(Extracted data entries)
* * * * * * * * *

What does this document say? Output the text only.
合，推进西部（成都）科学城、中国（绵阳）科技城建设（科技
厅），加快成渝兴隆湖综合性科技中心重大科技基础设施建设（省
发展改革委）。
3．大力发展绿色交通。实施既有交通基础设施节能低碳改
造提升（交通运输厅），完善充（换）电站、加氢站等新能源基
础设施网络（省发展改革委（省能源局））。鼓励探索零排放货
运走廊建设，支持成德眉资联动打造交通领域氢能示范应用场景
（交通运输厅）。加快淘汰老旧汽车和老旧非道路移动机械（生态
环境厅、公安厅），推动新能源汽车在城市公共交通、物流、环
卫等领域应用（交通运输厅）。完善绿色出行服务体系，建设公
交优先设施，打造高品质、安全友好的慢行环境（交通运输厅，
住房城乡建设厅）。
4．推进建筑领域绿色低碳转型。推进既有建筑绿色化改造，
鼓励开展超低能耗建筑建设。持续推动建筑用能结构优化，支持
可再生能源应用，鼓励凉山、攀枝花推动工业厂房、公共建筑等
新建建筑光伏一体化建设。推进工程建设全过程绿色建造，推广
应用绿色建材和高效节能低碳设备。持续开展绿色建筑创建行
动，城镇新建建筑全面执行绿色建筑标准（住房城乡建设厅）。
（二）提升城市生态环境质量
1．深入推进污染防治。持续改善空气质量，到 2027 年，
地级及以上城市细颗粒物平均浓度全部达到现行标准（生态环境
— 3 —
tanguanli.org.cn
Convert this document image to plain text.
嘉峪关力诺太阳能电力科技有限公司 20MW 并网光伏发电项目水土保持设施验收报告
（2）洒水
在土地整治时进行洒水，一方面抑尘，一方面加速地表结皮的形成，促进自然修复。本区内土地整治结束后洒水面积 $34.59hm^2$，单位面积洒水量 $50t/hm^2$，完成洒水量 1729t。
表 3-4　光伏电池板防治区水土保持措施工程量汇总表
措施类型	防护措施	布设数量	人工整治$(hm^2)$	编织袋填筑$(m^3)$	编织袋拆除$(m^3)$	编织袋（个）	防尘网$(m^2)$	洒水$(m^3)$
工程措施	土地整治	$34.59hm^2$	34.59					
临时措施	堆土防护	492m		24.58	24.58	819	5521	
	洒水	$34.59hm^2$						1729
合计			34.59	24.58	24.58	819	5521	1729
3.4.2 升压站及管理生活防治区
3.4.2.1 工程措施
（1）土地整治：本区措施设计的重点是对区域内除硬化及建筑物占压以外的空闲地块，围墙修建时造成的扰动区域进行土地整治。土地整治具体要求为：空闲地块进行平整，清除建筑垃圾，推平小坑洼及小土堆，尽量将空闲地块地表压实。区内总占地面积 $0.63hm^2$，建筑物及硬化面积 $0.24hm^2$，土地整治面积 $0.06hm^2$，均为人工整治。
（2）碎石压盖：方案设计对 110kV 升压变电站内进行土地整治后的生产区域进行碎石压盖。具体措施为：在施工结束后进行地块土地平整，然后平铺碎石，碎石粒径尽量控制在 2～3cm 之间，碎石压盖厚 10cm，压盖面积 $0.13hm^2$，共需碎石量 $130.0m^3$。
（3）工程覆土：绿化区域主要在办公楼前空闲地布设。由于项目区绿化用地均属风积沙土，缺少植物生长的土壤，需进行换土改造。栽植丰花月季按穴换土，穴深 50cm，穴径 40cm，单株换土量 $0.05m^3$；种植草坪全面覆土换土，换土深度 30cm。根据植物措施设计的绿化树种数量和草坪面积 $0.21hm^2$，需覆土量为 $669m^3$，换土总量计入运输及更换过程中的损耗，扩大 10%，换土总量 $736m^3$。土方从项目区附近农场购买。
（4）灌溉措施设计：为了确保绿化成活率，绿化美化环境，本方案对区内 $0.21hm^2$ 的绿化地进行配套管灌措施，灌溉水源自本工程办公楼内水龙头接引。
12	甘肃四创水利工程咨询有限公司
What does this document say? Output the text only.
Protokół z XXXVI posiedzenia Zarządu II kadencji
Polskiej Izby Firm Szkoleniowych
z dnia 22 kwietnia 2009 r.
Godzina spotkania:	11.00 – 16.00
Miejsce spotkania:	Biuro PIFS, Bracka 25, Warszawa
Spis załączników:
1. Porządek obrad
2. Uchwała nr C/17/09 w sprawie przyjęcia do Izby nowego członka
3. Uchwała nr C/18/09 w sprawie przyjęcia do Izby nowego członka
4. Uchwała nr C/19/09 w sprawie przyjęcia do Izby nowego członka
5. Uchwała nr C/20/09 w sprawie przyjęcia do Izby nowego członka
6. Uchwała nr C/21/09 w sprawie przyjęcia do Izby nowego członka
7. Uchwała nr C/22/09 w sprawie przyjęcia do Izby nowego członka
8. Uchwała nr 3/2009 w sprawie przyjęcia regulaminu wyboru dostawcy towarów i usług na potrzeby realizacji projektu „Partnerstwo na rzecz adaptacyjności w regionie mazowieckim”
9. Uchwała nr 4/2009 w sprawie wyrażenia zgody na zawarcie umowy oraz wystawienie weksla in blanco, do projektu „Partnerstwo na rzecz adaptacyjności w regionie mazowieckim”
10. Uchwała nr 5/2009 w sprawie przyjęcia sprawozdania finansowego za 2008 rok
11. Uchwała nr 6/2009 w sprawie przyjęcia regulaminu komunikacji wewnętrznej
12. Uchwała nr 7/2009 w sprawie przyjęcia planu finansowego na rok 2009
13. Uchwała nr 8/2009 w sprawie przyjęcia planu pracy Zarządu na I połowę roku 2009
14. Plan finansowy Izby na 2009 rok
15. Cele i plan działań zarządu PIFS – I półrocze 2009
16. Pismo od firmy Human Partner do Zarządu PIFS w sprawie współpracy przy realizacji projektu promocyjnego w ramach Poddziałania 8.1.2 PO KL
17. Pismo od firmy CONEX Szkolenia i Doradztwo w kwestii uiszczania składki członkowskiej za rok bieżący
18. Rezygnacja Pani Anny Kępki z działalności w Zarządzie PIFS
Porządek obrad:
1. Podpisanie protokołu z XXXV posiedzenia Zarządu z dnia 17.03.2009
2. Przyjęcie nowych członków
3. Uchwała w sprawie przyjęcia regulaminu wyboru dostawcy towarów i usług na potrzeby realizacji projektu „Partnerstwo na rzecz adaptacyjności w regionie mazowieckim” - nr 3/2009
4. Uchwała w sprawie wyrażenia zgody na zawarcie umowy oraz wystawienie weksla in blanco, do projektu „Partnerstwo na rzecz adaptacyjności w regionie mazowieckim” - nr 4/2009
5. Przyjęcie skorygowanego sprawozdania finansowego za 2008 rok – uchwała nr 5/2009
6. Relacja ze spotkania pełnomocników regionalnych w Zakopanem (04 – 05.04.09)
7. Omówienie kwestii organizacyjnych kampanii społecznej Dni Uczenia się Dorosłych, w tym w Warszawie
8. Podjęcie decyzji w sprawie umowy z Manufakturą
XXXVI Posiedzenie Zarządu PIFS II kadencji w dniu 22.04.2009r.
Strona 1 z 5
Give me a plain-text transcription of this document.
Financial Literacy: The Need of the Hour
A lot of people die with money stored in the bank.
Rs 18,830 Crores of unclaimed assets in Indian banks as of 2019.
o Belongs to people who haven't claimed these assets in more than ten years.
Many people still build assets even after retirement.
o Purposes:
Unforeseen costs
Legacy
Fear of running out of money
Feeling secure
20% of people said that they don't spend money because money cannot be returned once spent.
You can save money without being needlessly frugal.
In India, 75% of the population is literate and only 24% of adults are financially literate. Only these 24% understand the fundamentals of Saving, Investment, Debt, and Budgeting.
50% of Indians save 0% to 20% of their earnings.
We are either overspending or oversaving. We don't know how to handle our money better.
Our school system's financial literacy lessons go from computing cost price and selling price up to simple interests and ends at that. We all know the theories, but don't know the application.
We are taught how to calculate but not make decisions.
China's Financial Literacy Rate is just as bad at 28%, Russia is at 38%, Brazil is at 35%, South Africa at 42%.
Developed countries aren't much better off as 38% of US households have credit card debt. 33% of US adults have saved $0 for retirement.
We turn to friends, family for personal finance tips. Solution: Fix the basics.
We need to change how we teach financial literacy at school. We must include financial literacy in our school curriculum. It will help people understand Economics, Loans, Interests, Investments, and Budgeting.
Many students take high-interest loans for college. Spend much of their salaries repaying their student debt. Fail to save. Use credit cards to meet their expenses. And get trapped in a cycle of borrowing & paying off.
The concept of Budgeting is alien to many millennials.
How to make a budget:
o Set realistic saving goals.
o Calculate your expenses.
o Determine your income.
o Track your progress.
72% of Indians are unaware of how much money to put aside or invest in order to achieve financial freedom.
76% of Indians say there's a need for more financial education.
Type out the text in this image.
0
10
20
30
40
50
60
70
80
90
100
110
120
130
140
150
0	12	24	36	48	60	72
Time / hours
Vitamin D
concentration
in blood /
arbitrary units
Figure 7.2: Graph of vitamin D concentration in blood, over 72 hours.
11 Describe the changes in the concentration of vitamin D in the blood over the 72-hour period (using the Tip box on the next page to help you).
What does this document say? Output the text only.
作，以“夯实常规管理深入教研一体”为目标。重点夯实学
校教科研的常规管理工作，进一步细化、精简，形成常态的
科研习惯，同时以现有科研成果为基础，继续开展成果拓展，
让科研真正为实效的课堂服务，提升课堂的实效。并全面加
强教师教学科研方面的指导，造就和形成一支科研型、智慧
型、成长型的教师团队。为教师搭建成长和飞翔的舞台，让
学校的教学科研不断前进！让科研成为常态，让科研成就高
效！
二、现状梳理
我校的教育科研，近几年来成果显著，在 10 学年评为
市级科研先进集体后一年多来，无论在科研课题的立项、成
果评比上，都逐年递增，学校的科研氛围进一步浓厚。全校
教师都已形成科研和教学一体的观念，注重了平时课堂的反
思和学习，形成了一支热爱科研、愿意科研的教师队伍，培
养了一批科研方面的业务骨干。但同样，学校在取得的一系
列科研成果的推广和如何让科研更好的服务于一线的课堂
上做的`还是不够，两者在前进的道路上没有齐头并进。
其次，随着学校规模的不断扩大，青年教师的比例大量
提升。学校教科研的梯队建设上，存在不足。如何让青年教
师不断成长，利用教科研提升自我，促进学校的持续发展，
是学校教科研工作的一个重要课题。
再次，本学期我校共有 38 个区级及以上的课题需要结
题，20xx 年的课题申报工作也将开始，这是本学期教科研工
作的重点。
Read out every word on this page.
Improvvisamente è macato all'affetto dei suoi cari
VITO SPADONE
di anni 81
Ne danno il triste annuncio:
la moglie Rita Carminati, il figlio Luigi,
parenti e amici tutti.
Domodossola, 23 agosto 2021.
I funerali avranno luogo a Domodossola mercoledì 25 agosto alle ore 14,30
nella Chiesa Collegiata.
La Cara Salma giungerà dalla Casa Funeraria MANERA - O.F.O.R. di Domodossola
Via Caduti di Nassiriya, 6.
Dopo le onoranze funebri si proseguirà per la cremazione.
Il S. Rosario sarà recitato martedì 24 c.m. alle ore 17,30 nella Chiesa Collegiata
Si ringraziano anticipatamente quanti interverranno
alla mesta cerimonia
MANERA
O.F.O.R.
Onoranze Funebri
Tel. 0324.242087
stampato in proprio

* * * * * * * * *

Stated problem:
Using the entries above, find all lines with "blood". Copy them.

Reply to the exercise:
in blood /
Figure 7.2: Graph of vitamin D concentration in blood, over 72 hours.
11 Describe the changes in the concentration of vitamin D in the blood over the 72-hour period (using the Tip box on the next page to help you).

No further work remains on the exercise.